>>>

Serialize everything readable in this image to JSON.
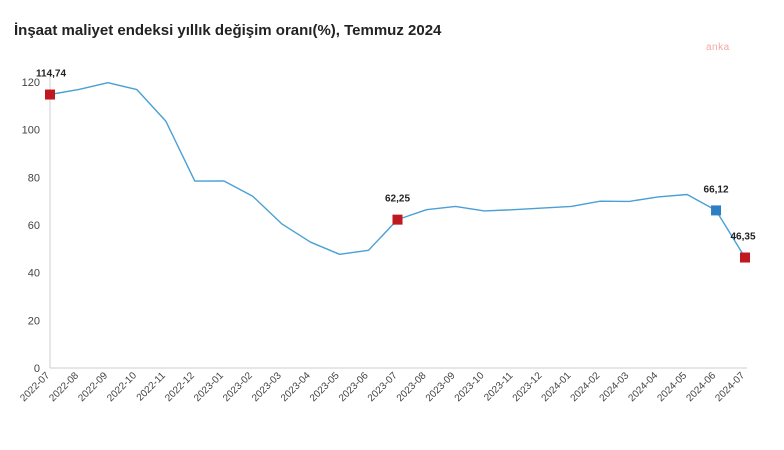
{
  "chart_data": {
    "type": "line",
    "title": "İnşaat maliyet endeksi yıllık değişim oranı(%), Temmuz 2024",
    "xlabel": "",
    "ylabel": "",
    "ylim": [
      0,
      120
    ],
    "y_ticks": [
      "0",
      "20",
      "40",
      "60",
      "80",
      "100",
      "120"
    ],
    "grid": false,
    "categories": [
      "2022-07",
      "2022-08",
      "2022-09",
      "2022-10",
      "2022-11",
      "2022-12",
      "2023-01",
      "2023-02",
      "2023-03",
      "2023-04",
      "2023-05",
      "2023-06",
      "2023-07",
      "2023-08",
      "2023-09",
      "2023-10",
      "2023-11",
      "2023-12",
      "2024-01",
      "2024-02",
      "2024-03",
      "2024-04",
      "2024-05",
      "2024-06",
      "2024-07"
    ],
    "series": [
      {
        "values": [
          114.74,
          116.9,
          119.7,
          116.8,
          103.6,
          78.4,
          78.5,
          72.1,
          60.5,
          52.8,
          47.7,
          49.4,
          62.25,
          66.4,
          67.8,
          65.9,
          66.4,
          67.1,
          67.8,
          70.0,
          69.9,
          71.8,
          72.8,
          66.12,
          46.35
        ],
        "color": "#4aa0d5"
      }
    ],
    "highlights": [
      {
        "index": 0,
        "label": "114,74",
        "color": "#c0181f"
      },
      {
        "index": 12,
        "label": "62,25",
        "color": "#c0181f"
      },
      {
        "index": 23,
        "label": "66,12",
        "color": "#2e7fc1"
      },
      {
        "index": 24,
        "label": "46,35",
        "color": "#c0181f"
      }
    ]
  },
  "watermark": "anka"
}
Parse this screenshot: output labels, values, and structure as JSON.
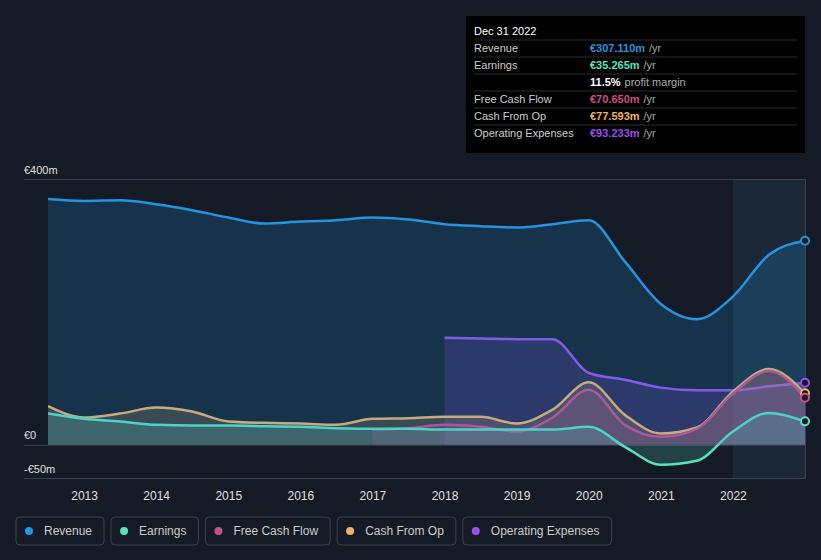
{
  "chart_data": {
    "type": "area",
    "x": [
      2012.5,
      2013,
      2013.5,
      2014,
      2014.5,
      2015,
      2015.5,
      2016,
      2016.5,
      2017,
      2017.5,
      2018,
      2018.5,
      2019,
      2019.5,
      2020,
      2020.5,
      2021,
      2021.5,
      2022,
      2022.5,
      2023
    ],
    "xlim": [
      2012.5,
      2023
    ],
    "xticks": [
      2013,
      2014,
      2015,
      2016,
      2017,
      2018,
      2019,
      2020,
      2021,
      2022
    ],
    "ylim": [
      -50,
      400
    ],
    "yticks": [
      {
        "value": 400,
        "label": "€400m"
      },
      {
        "value": 0,
        "label": "€0"
      },
      {
        "value": -50,
        "label": "-€50m"
      }
    ],
    "grid": true,
    "legend": "bottom",
    "series": [
      {
        "name": "Revenue",
        "color": "#2394df",
        "values": [
          370,
          367,
          368,
          362,
          353,
          342,
          333,
          336,
          338,
          342,
          339,
          332,
          329,
          327,
          332,
          338,
          276,
          212,
          189,
          223,
          286,
          307.11
        ]
      },
      {
        "name": "Earnings",
        "color": "#58e2c2",
        "values": [
          47,
          39,
          35,
          30,
          29,
          29,
          28,
          27,
          25,
          24,
          24,
          23,
          23,
          23,
          23,
          27,
          -3,
          -30,
          -24,
          20,
          48,
          35.265
        ]
      },
      {
        "name": "Free Cash Flow",
        "color": "#cc4c89",
        "values": [
          null,
          null,
          null,
          null,
          null,
          null,
          null,
          null,
          null,
          23,
          25,
          30,
          27,
          20,
          41,
          83,
          30,
          12,
          24,
          77,
          111,
          70.65
        ]
      },
      {
        "name": "Cash From Op",
        "color": "#eeb165",
        "values": [
          58,
          41,
          47,
          56,
          50,
          35,
          33,
          32,
          30,
          39,
          40,
          42,
          42,
          32,
          53,
          94,
          45,
          17,
          26,
          80,
          114,
          77.593
        ]
      },
      {
        "name": "Operating Expenses",
        "color": "#9c4dee",
        "values": [
          null,
          null,
          null,
          null,
          null,
          null,
          null,
          null,
          null,
          null,
          null,
          161,
          160,
          159,
          159,
          108,
          98,
          86,
          82,
          82,
          88,
          93.233
        ]
      }
    ],
    "tooltip": {
      "title": "Dec 31 2022",
      "rows": [
        {
          "label": "Revenue",
          "value": "€307.110m",
          "unit": "/yr",
          "color": "#2394df"
        },
        {
          "label": "Earnings",
          "value": "€35.265m",
          "unit": "/yr",
          "color": "#58e2c2"
        },
        {
          "value": "11.5%",
          "unit": "profit margin",
          "color": "#ffffff"
        },
        {
          "label": "Free Cash Flow",
          "value": "€70.650m",
          "unit": "/yr",
          "color": "#cc4c89"
        },
        {
          "label": "Cash From Op",
          "value": "€77.593m",
          "unit": "/yr",
          "color": "#eeb165"
        },
        {
          "label": "Operating Expenses",
          "value": "€93.233m",
          "unit": "/yr",
          "color": "#9c4dee"
        }
      ]
    }
  }
}
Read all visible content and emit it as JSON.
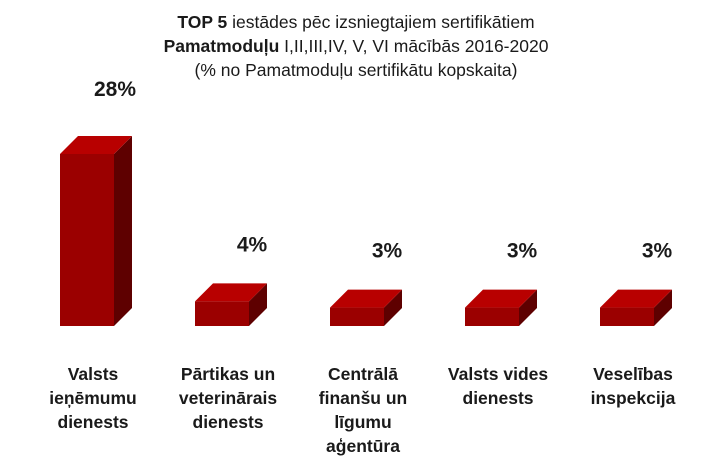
{
  "chart_data": {
    "type": "bar",
    "title_lines": [
      {
        "bold": "TOP 5",
        "rest": " iestādes pēc izsniegtajiem sertifikātiem"
      },
      {
        "bold": "Pamatmoduļu",
        "rest": " I,II,III,IV, V, VI mācībās 2016-2020"
      },
      {
        "bold": "",
        "rest": "(% no Pamatmoduļu sertifikātu kopskaita)"
      }
    ],
    "categories": [
      [
        "Valsts",
        "ieņēmumu",
        "dienests"
      ],
      [
        "Pārtikas un",
        "veterinārais",
        "dienests"
      ],
      [
        "Centrālā",
        "finanšu un",
        "līgumu",
        "aģentūra"
      ],
      [
        "Valsts vides",
        "dienests"
      ],
      [
        "Veselības",
        "inspekcija"
      ]
    ],
    "values": [
      28,
      4,
      3,
      3,
      3
    ],
    "value_labels": [
      "28%",
      "4%",
      "3%",
      "3%",
      "3%"
    ],
    "unit": "%",
    "ylim": [
      0,
      28
    ],
    "grid": false,
    "legend": "none",
    "colors": {
      "front": "#9b0000",
      "top": "#b80000",
      "side": "#5e0000"
    }
  }
}
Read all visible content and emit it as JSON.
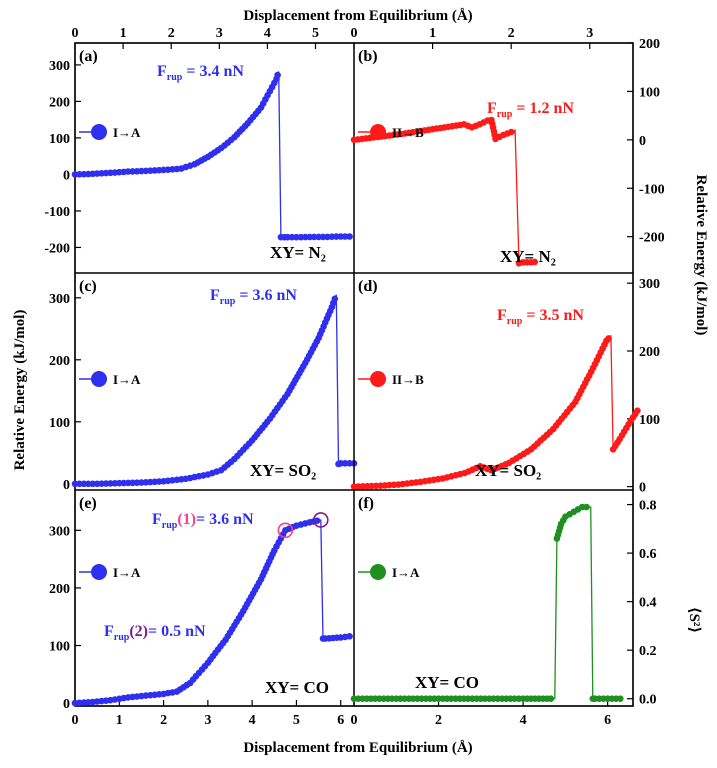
{
  "figure": {
    "xlabel": "Displacement from Equilibrium (Å)",
    "ylabel_left": "Relative Energy (kJ/mol)",
    "ylabel_right": "Relative Energy (kJ/mol)",
    "ylabel_s2": "⟨S²⟩",
    "top_axis_left_ticks": [
      "0",
      "1",
      "2",
      "3",
      "4",
      "5"
    ],
    "top_axis_right_ticks": [
      "0",
      "1",
      "2",
      "3"
    ]
  },
  "colors": {
    "blue": "#2f2ff0",
    "red": "#ff1a1a",
    "green": "#1f8f1f",
    "magenta": "#ff3d8a",
    "purple": "#7a1f8a"
  },
  "chart_data": [
    {
      "id": "a",
      "type": "line",
      "panel_label": "(a)",
      "legend": "I→A",
      "color": "blue",
      "force_label": "3.4 nN",
      "xy_label": "N₂",
      "xlim": [
        0,
        6.3
      ],
      "ylim": [
        -270,
        360
      ],
      "yticks": [
        "-200",
        "-100",
        "0",
        "100",
        "200",
        "300"
      ],
      "series": [
        {
          "name": "I→A",
          "x": [
            0,
            0.3,
            0.6,
            0.9,
            1.2,
            1.5,
            1.8,
            2.1,
            2.4,
            2.7,
            3.0,
            3.3,
            3.6,
            3.9,
            4.2,
            4.4,
            4.55,
            4.6,
            4.65,
            4.8,
            5.1,
            5.4,
            5.7,
            6.0,
            6.2
          ],
          "y": [
            0,
            1,
            3,
            5,
            8,
            9,
            11,
            13,
            16,
            28,
            48,
            72,
            102,
            140,
            183,
            228,
            262,
            282,
            -172,
            -172,
            -172,
            -171,
            -171,
            -170,
            -170
          ]
        }
      ]
    },
    {
      "id": "b",
      "type": "line",
      "panel_label": "(b)",
      "legend": "II→B",
      "color": "red",
      "force_label": "1.2 nN",
      "xy_label": "N₂",
      "xlim": [
        0,
        3.55
      ],
      "ylim": [
        -275,
        200
      ],
      "yticks": [
        "-200",
        "-100",
        "0",
        "100",
        "200"
      ],
      "series": [
        {
          "name": "II→B",
          "x": [
            0,
            0.2,
            0.4,
            0.6,
            0.8,
            1.0,
            1.2,
            1.4,
            1.5,
            1.6,
            1.7,
            1.75,
            1.8,
            1.9,
            2.0,
            2.05,
            2.1,
            2.15,
            2.25,
            2.3
          ],
          "y": [
            0,
            4,
            8,
            12,
            17,
            22,
            27,
            32,
            26,
            32,
            40,
            41,
            2,
            10,
            16,
            20,
            -255,
            -253,
            -253,
            -252
          ]
        }
      ]
    },
    {
      "id": "c",
      "type": "line",
      "panel_label": "(c)",
      "legend": "I→A",
      "color": "blue",
      "force_label": "3.6 nN",
      "xy_label": "SO₂",
      "xlim": [
        0,
        6.3
      ],
      "ylim": [
        -10,
        340
      ],
      "yticks": [
        "0",
        "100",
        "200",
        "300"
      ],
      "series": [
        {
          "name": "I→A",
          "x": [
            0,
            0.5,
            1.0,
            1.5,
            2.0,
            2.5,
            3.0,
            3.3,
            3.6,
            4.0,
            4.4,
            4.8,
            5.2,
            5.5,
            5.8,
            5.9,
            5.95,
            6.0,
            6.3
          ],
          "y": [
            0,
            0,
            1,
            2,
            4,
            8,
            15,
            22,
            40,
            70,
            105,
            145,
            195,
            235,
            285,
            305,
            32,
            33,
            33
          ]
        }
      ]
    },
    {
      "id": "d",
      "type": "line",
      "panel_label": "(d)",
      "legend": "II→B",
      "color": "red",
      "force_label": "3.5 nN",
      "xy_label": "SO₂",
      "xlim": [
        0,
        6.3
      ],
      "ylim": [
        -5,
        315
      ],
      "yticks": [
        "0",
        "100",
        "200",
        "300"
      ],
      "series": [
        {
          "name": "II→B",
          "x": [
            0,
            0.5,
            1.0,
            1.5,
            2.0,
            2.5,
            2.85,
            3.1,
            3.5,
            4.0,
            4.5,
            5.0,
            5.4,
            5.7,
            5.8,
            5.85,
            6.0,
            6.2,
            6.4
          ],
          "y": [
            0,
            1,
            3,
            7,
            12,
            20,
            30,
            24,
            35,
            55,
            85,
            125,
            175,
            215,
            222,
            55,
            70,
            92,
            112
          ]
        }
      ]
    },
    {
      "id": "e",
      "type": "line",
      "panel_label": "(e)",
      "legend": "I→A",
      "color": "blue",
      "force1_label": "(1)= 3.6 nN",
      "force2_label": "(2)= 0.5 nN",
      "xy_label": "CO",
      "xlim": [
        0,
        6.3
      ],
      "ylim": [
        -5,
        370
      ],
      "xticks": [
        "0",
        "1",
        "2",
        "3",
        "4",
        "5",
        "6"
      ],
      "yticks": [
        "0",
        "100",
        "200",
        "300"
      ],
      "highlight_points": [
        {
          "x": 4.75,
          "y": 300
        },
        {
          "x": 5.55,
          "y": 318
        }
      ],
      "series": [
        {
          "name": "I→A",
          "x": [
            0,
            0.4,
            0.8,
            1.2,
            1.6,
            2.0,
            2.3,
            2.6,
            3.0,
            3.4,
            3.8,
            4.2,
            4.5,
            4.75,
            5.0,
            5.3,
            5.55,
            5.6,
            5.65,
            6.0,
            6.2
          ],
          "y": [
            0,
            2,
            5,
            10,
            13,
            16,
            20,
            35,
            70,
            110,
            160,
            215,
            265,
            300,
            308,
            314,
            318,
            112,
            112,
            114,
            116
          ]
        }
      ]
    },
    {
      "id": "f",
      "type": "line",
      "panel_label": "(f)",
      "legend": "I→A",
      "color": "green",
      "xy_label": "CO",
      "xlim": [
        0,
        6.6
      ],
      "ylim": [
        -0.03,
        0.86
      ],
      "xticks": [
        "0",
        "2",
        "4",
        "6"
      ],
      "yticks": [
        "0.0",
        "0.2",
        "0.4",
        "0.6",
        "0.8"
      ],
      "series": [
        {
          "name": "I→A",
          "x": [
            0,
            1,
            2,
            3,
            4,
            4.75,
            4.8,
            4.9,
            5.0,
            5.2,
            5.4,
            5.6,
            5.65,
            5.7,
            6.0,
            6.3
          ],
          "y": [
            0,
            0,
            0,
            0,
            0,
            0,
            0.66,
            0.72,
            0.75,
            0.77,
            0.79,
            0.79,
            0,
            0,
            0,
            0
          ]
        }
      ]
    }
  ]
}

<<<

-- Exercise --
Each line that holds the word "Operating" should be extracted from the records.

-- Solution to the exercise --
        "name": "Operating Expenses",
          "label": "Operating Expenses",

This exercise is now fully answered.